Des circulaires ministérielles ont rappelé plusieurs fois l'intérêt particulier qu'offre ce cahier, "preuve irrécusable de la régularité des études". Une pratique, autorisée par la circulaire ministérielle du 13 janvier 1895 qui modifia sensiblement la mise en œuvre de l'article 15, est enfin devenue générale : le cahier dit de devoirs mensuels a été employé comme cahier de compositions.

Dans les très rares classes où l'on aurait perdu de vue le caractère obligatoire du cahier mensuel de compositions, on voudra bien revenir immédiatement à l'application des textes en vigueur.

À l'époque où s'instaurait la scolarité obligatoire, les autorités universitaires voyaient surtout dans cette série de devoirs "la meilleure réponse de l'instituteur aux familles qui peuvent demander compte à l'école de ce que les enfants y ont fait". Le "cahier mensuel" se prête assurément à bien d'autres usages ; depuis plusieurs années, deux préoccupations surtout sont apparues.

D'une part, les ordres d'études auxquels faisait référence en 1887 l'article 15 se sont multipliés et les compositions ne mettent plus assez en évidence le français et le calcul qui offrent, pour les enfants âgés de 6 à 12 ans, une importance primordiale. Il convient donc d'appliquer au cahier de devoirs mensuels les recommandations contenues dans la circulaire du 19 octobre 1960, et de faire apparaître "avec netteté que le rôle essentiel des maîtres des classes élémentaires est maintenant plus encore que par le passé d'établir les fondations solides et durables de tout l'édifice scolaire".

D'autre part, depuis la suppression de l'examen obligatoire pour l'entrée en classe de 6e, et plus encore sous l'effet de la réforme de l'enseignement du 6 janvier 1959, on avait songé, pour juger des aptitudes d'un enfant à entrer dans le cycle d'observation, à consulter le cahier mensuel : celui-ci dessine, pour chaque élève, la courbe de sa scolarité élémentaire. La circulaire ministérielle du 24 mars 1962 (B.O. n° 14 du 5-4-1962, p. 14) vient effectivement de ranger le cahier de compositions parmi les éléments constituant le dossier scolaire.

Mais les cahiers de devoirs mensuels ne mettront en relief les "connaissances fondamentales en français et en calcul" (circulaire du 19 octobre 1960) et n'apporteront aux commissions chargées d'étudier les dossiers de chaque élève, des éléments facilement utilisables (circulaire du 24 mars 1962) que si l'emploi et le bon usage de ces cahiers se trouvent précisés.

◆ Extrait de données:
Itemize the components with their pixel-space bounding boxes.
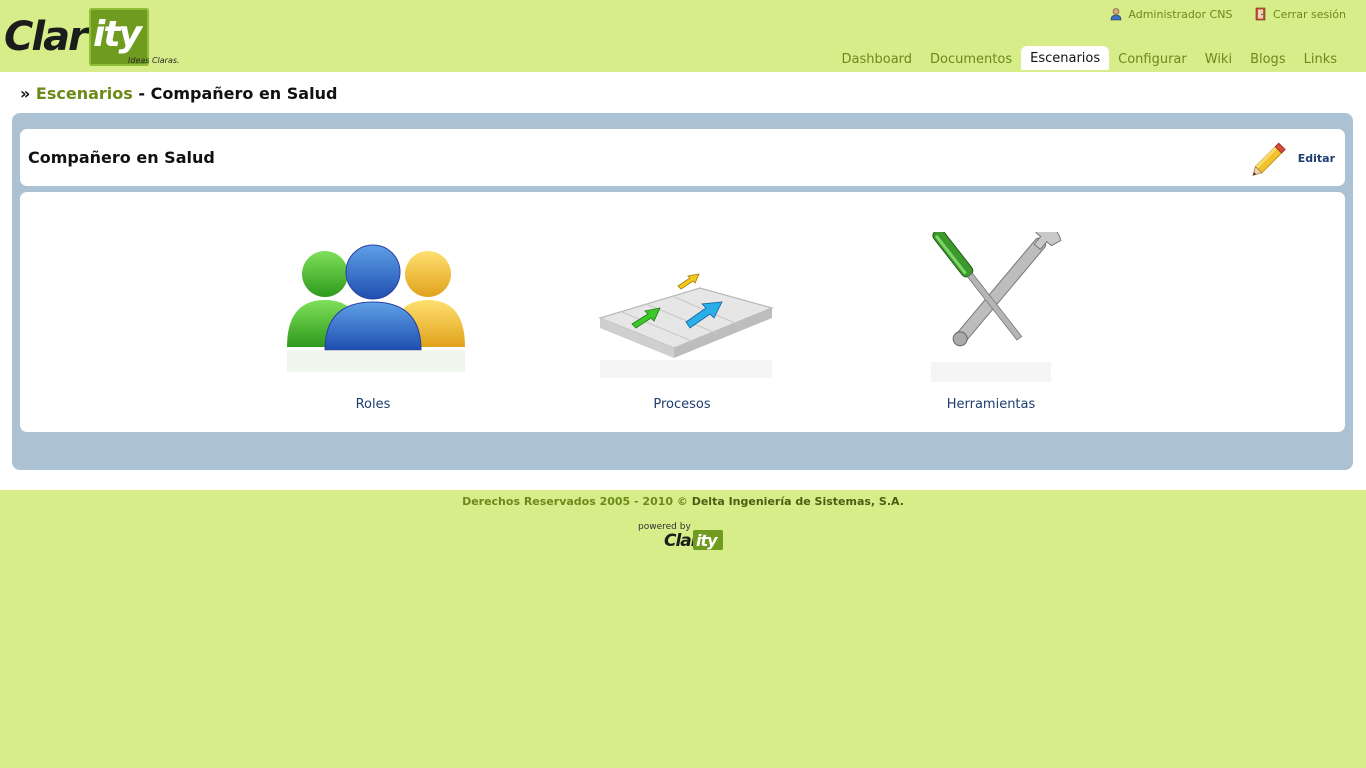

◆ Problème posé A: D'après le texte sur le cahier de devoirs mensuels, quelle circulaire a rangé le cahier de compositions parmi les éléments du dossier scolaire ?
◆ Problème posé B: Reprenez le texte sur le cahier de devoirs mensuels là où il s'arrête et poursuivez-le.

◆ Réponse rédigée A: La circulaire ministérielle du 24 mars 1962.

◆ Réponse rédigée B:
Les présentes instructions, qui prendront effet à compter du 18 septembre 1962, apportent de telles précisions. À partir de cette date, la circulaire ministérielle du 13 janvier 1895 est ainsi complétée :

1° Chaque élève disposera d'un premier cahier de compositions mensuelles. Ce cahier restera unique du C.P. jusqu'à la fin du C.E.2. Au-delà, il sera réservé aux disciplines telles que sciences, histoire et géographie, rédaction, à l'exclusion des matières d'enseignement dont il est traité ci-dessous.

2° Chaque élève devra être en possession, à son entrée au C.M., d'un cahier de compositions mensuelles nouveau, qu'il conservera durant les deux années de ce cours. Ce second cahier sera réservé aux dictées, aux questions de dictée et au calcul. Il sera exigé par la nouvelle école lorsqu'il y a changement d'établissement.

3° Les compositions données dans la classe de C.M.2 s'inspireront des directives pédagogiques suivantes :

a) dictée de 80 mots au plus, appartenant au vocabulaire des enfants de cet âge ; on n'appliquera pas le barème sommaire d'une faute par erreur de graphie, les oublis ou l'ignorance des règles élémentaires, la déformation des mots usuels seront sanctionnés sans faiblesse, mais on fera preuve de bienveillance dans le domaine de l'orthographe d'usage. On notera sur 10 et l'on retirera deux points par faute entière.

b) questions : elles seront données immédiatement après la dictée, et avant toute correction. L'une d'elles sera choisie de façon à révéler l'aptitude à comprendre le texte et à s'exprimer correctement : on n'exigera pas, dans les explications de mots, des définitions en forme et l'approximation fournie par les synonymes pourra être considérée comme suffisante. En grammaire, on respectera scrupuleusement la nomenclature et la progression officielle. Les questions seront notées sur 10.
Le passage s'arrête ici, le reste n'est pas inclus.